START

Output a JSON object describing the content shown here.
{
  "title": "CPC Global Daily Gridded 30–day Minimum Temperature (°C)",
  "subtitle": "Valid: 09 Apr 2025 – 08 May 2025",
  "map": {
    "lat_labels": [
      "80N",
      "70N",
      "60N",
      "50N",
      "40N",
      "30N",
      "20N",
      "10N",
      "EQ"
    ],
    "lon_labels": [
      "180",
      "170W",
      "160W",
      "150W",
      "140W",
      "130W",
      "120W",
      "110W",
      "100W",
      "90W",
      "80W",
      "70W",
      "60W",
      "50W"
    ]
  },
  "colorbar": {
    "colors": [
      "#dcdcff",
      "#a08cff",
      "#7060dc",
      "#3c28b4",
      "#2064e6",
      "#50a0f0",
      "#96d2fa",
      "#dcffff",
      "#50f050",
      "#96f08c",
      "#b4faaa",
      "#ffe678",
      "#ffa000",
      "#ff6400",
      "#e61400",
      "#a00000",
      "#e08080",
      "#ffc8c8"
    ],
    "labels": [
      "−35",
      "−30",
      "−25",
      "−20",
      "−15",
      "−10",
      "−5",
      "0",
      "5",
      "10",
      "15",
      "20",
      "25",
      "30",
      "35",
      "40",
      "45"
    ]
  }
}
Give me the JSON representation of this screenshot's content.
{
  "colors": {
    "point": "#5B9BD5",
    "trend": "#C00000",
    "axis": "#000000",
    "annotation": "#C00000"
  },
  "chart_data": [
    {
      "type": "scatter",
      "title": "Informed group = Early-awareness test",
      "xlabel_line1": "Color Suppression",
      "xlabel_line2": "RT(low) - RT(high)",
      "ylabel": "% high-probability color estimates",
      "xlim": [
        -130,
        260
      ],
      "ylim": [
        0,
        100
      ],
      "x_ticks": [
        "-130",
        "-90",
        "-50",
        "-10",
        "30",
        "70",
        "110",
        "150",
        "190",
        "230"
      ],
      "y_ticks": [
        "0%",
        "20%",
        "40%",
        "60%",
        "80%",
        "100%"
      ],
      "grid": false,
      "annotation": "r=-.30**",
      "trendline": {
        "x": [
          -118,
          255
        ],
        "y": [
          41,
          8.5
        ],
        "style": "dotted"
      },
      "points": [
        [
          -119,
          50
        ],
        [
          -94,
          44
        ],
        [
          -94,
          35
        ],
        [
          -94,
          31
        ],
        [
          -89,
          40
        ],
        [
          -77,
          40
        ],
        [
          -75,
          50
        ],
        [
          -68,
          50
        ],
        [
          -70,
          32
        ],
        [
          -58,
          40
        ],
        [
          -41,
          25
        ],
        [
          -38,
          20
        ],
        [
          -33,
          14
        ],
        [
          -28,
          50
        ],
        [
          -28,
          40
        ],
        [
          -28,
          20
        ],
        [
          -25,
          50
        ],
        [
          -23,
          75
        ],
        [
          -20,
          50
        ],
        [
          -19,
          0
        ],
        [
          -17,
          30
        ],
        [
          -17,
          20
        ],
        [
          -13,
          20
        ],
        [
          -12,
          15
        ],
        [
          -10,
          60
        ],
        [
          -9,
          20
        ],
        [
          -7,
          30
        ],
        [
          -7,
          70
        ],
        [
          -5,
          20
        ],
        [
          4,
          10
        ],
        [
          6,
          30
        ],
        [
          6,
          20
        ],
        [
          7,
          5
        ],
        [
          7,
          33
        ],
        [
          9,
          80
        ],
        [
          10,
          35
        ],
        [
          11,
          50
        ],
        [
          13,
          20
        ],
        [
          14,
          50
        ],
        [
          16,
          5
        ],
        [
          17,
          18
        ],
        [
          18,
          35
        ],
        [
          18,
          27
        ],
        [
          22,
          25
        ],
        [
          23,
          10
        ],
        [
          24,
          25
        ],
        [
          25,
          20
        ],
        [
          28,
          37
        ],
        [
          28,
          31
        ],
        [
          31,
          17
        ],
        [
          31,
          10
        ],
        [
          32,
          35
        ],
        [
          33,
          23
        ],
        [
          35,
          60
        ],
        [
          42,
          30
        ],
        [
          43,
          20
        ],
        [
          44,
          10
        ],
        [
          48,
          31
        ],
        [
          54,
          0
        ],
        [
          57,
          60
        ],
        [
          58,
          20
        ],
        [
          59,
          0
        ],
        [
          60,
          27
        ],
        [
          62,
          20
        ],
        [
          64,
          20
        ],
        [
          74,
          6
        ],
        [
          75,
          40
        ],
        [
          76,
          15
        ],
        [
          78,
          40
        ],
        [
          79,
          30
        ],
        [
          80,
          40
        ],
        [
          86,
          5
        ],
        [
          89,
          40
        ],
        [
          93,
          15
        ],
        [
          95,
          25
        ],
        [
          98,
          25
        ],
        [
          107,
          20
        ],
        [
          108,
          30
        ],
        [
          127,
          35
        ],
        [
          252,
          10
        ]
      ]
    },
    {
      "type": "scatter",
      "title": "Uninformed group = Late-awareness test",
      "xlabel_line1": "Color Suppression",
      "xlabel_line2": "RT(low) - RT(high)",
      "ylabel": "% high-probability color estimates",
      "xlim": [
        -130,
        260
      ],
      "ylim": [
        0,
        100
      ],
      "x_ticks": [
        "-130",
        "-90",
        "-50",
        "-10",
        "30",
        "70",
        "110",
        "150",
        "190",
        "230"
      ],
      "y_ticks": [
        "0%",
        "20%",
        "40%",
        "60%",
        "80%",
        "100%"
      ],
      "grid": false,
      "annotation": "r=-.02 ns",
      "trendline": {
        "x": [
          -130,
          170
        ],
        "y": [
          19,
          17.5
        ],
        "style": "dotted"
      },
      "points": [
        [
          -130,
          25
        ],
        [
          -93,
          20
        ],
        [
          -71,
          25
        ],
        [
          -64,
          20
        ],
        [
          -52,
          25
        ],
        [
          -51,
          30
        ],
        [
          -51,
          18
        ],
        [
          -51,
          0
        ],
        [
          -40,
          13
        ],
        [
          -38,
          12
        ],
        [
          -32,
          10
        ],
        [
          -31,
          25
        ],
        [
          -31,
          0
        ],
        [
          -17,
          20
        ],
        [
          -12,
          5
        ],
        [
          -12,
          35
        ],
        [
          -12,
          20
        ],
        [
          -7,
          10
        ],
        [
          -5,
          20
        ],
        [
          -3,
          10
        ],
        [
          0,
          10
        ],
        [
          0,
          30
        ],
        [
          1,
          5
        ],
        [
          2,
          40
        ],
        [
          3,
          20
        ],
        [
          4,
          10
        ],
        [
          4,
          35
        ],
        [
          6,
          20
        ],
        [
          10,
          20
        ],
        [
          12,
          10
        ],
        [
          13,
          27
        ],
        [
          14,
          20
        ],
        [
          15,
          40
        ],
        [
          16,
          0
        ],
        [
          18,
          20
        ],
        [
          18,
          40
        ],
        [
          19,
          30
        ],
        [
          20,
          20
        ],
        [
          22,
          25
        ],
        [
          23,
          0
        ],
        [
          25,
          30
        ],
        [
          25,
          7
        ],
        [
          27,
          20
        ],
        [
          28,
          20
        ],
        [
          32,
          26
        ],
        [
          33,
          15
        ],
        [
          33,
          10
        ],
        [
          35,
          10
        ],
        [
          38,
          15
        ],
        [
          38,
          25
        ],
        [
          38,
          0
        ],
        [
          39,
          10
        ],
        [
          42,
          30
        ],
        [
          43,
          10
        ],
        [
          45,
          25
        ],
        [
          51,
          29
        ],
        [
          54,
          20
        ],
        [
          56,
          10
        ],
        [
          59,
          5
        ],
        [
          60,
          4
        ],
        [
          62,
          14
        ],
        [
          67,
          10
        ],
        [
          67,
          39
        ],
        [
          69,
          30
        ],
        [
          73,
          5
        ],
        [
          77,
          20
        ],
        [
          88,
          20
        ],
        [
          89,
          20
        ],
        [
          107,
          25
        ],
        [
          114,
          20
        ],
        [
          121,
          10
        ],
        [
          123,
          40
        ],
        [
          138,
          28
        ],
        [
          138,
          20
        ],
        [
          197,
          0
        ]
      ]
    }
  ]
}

END

### Exercise aim
In the entries above, find each line with the word "content" and show it.

### Reply to the exercise
Output a JSON object describing the content shown here.
Give me the JSON representation of this screenshot's content.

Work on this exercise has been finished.